▶ EXERCISE DIRECTIONS:
What follows is a set of entries. Give them again exactly, without the pictures.

▶ INPUT:
_ _ _ _ _ _ _
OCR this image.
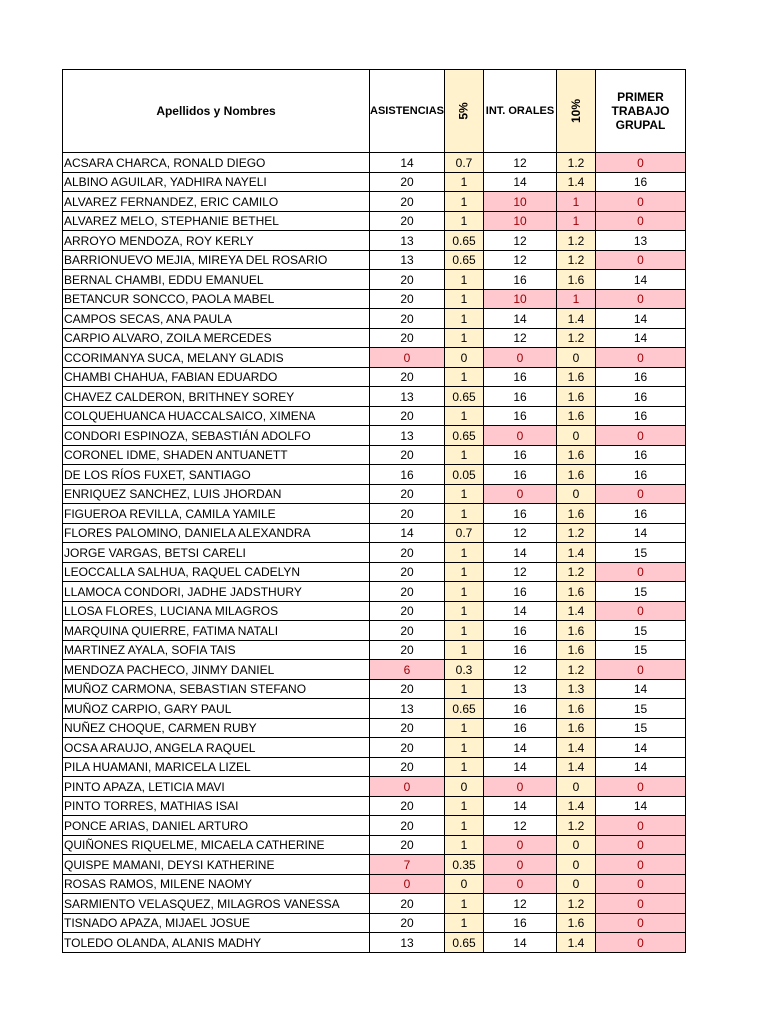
Apellidos y Nombres	ASISTENCIAS	5%	INT. ORALES	10%	PRIMER TRABAJO GRUPAL
ACSARA CHARCA, RONALD DIEGO	14	0.7	12	1.2	0
ALBINO AGUILAR, YADHIRA NAYELI	20	1	14	1.4	16
ALVAREZ FERNANDEZ, ERIC CAMILO	20	1	10	1	0
ALVAREZ MELO, STEPHANIE BETHEL	20	1	10	1	0
ARROYO MENDOZA, ROY KERLY	13	0.65	12	1.2	13
BARRIONUEVO MEJIA, MIREYA DEL ROSARIO	13	0.65	12	1.2	0
BERNAL CHAMBI, EDDU EMANUEL	20	1	16	1.6	14
BETANCUR SONCCO, PAOLA MABEL	20	1	10	1	0
CAMPOS SECAS, ANA PAULA	20	1	14	1.4	14
CARPIO ALVARO, ZOILA MERCEDES	20	1	12	1.2	14
CCORIMANYA SUCA, MELANY GLADIS	0	0	0	0	0
CHAMBI CHAHUA, FABIAN EDUARDO	20	1	16	1.6	16
CHAVEZ CALDERON, BRITHNEY SOREY	13	0.65	16	1.6	16
COLQUEHUANCA HUACCALSAICO, XIMENA	20	1	16	1.6	16
CONDORI ESPINOZA, SEBASTIÁN ADOLFO	13	0.65	0	0	0
CORONEL IDME, SHADEN ANTUANETT	20	1	16	1.6	16
DE LOS RÍOS FUXET, SANTIAGO	16	0.05	16	1.6	16
ENRIQUEZ SANCHEZ, LUIS JHORDAN	20	1	0	0	0
FIGUEROA REVILLA, CAMILA YAMILE	20	1	16	1.6	16
FLORES PALOMINO, DANIELA ALEXANDRA	14	0.7	12	1.2	14
JORGE VARGAS, BETSI CARELI	20	1	14	1.4	15
LEOCCALLA SALHUA, RAQUEL CADELYN	20	1	12	1.2	0
LLAMOCA CONDORI, JADHE JADSTHURY	20	1	16	1.6	15
LLOSA FLORES, LUCIANA MILAGROS	20	1	14	1.4	0
MARQUINA QUIERRE, FATIMA NATALI	20	1	16	1.6	15
MARTINEZ AYALA, SOFIA TAIS	20	1	16	1.6	15
MENDOZA PACHECO, JINMY DANIEL	6	0.3	12	1.2	0
MUÑOZ CARMONA, SEBASTIAN STEFANO	20	1	13	1.3	14
MUÑOZ CARPIO, GARY PAUL	13	0.65	16	1.6	15
NUÑEZ CHOQUE, CARMEN RUBY	20	1	16	1.6	15
OCSA ARAUJO, ANGELA RAQUEL	20	1	14	1.4	14
PILA HUAMANI, MARICELA LIZEL	20	1	14	1.4	14
PINTO APAZA, LETICIA MAVI	0	0	0	0	0
PINTO TORRES, MATHIAS ISAI	20	1	14	1.4	14
PONCE ARIAS, DANIEL ARTURO	20	1	12	1.2	0
QUIÑONES RIQUELME, MICAELA CATHERINE	20	1	0	0	0
QUISPE MAMANI, DEYSI KATHERINE	7	0.35	0	0	0
ROSAS RAMOS, MILENE NAOMY	0	0	0	0	0
SARMIENTO VELASQUEZ, MILAGROS VANESSA	20	1	12	1.2	0
TISNADO APAZA, MIJAEL JOSUE	20	1	16	1.6	0
TOLEDO OLANDA, ALANIS MADHY	13	0.65	14	1.4	0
_ _ _ _ _ _ _
▶ FINISHED ANSWER:
OCR this image.
Apellidos y Nombres	ASISTENCIAS	5%	INT. ORALES	10%	PRIMER TRABAJO GRUPAL
ACSARA CHARCA, RONALD DIEGO	14	0.7	12	1.2	0
ALBINO AGUILAR, YADHIRA NAYELI	20	1	14	1.4	16
ALVAREZ FERNANDEZ, ERIC CAMILO	20	1	10	1	0
ALVAREZ MELO, STEPHANIE BETHEL	20	1	10	1	0
ARROYO MENDOZA, ROY KERLY	13	0.65	12	1.2	13
BARRIONUEVO MEJIA, MIREYA DEL ROSARIO	13	0.65	12	1.2	0
BERNAL CHAMBI, EDDU EMANUEL	20	1	16	1.6	14
BETANCUR SONCCO, PAOLA MABEL	20	1	10	1	0
CAMPOS SECAS, ANA PAULA	20	1	14	1.4	14
CARPIO ALVARO, ZOILA MERCEDES	20	1	12	1.2	14
CCORIMANYA SUCA, MELANY GLADIS	0	0	0	0	0
CHAMBI CHAHUA, FABIAN EDUARDO	20	1	16	1.6	16
CHAVEZ CALDERON, BRITHNEY SOREY	13	0.65	16	1.6	16
COLQUEHUANCA HUACCALSAICO, XIMENA	20	1	16	1.6	16
CONDORI ESPINOZA, SEBASTIÁN ADOLFO	13	0.65	0	0	0
CORONEL IDME, SHADEN ANTUANETT	20	1	16	1.6	16
DE LOS RÍOS FUXET, SANTIAGO	16	0.05	16	1.6	16
ENRIQUEZ SANCHEZ, LUIS JHORDAN	20	1	0	0	0
FIGUEROA REVILLA, CAMILA YAMILE	20	1	16	1.6	16
FLORES PALOMINO, DANIELA ALEXANDRA	14	0.7	12	1.2	14
JORGE VARGAS, BETSI CARELI	20	1	14	1.4	15
LEOCCALLA SALHUA, RAQUEL CADELYN	20	1	12	1.2	0
LLAMOCA CONDORI, JADHE JADSTHURY	20	1	16	1.6	15
LLOSA FLORES, LUCIANA MILAGROS	20	1	14	1.4	0
MARQUINA QUIERRE, FATIMA NATALI	20	1	16	1.6	15
MARTINEZ AYALA, SOFIA TAIS	20	1	16	1.6	15
MENDOZA PACHECO, JINMY DANIEL	6	0.3	12	1.2	0
MUÑOZ CARMONA, SEBASTIAN STEFANO	20	1	13	1.3	14
MUÑOZ CARPIO, GARY PAUL	13	0.65	16	1.6	15
NUÑEZ CHOQUE, CARMEN RUBY	20	1	16	1.6	15
OCSA ARAUJO, ANGELA RAQUEL	20	1	14	1.4	14
PILA HUAMANI, MARICELA LIZEL	20	1	14	1.4	14
PINTO APAZA, LETICIA MAVI	0	0	0	0	0
PINTO TORRES, MATHIAS ISAI	20	1	14	1.4	14
PONCE ARIAS, DANIEL ARTURO	20	1	12	1.2	0
QUIÑONES RIQUELME, MICAELA CATHERINE	20	1	0	0	0
QUISPE MAMANI, DEYSI KATHERINE	7	0.35	0	0	0
ROSAS RAMOS, MILENE NAOMY	0	0	0	0	0
SARMIENTO VELASQUEZ, MILAGROS VANESSA	20	1	12	1.2	0
TISNADO APAZA, MIJAEL JOSUE	20	1	16	1.6	0
TOLEDO OLANDA, ALANIS MADHY	13	0.65	14	1.4	0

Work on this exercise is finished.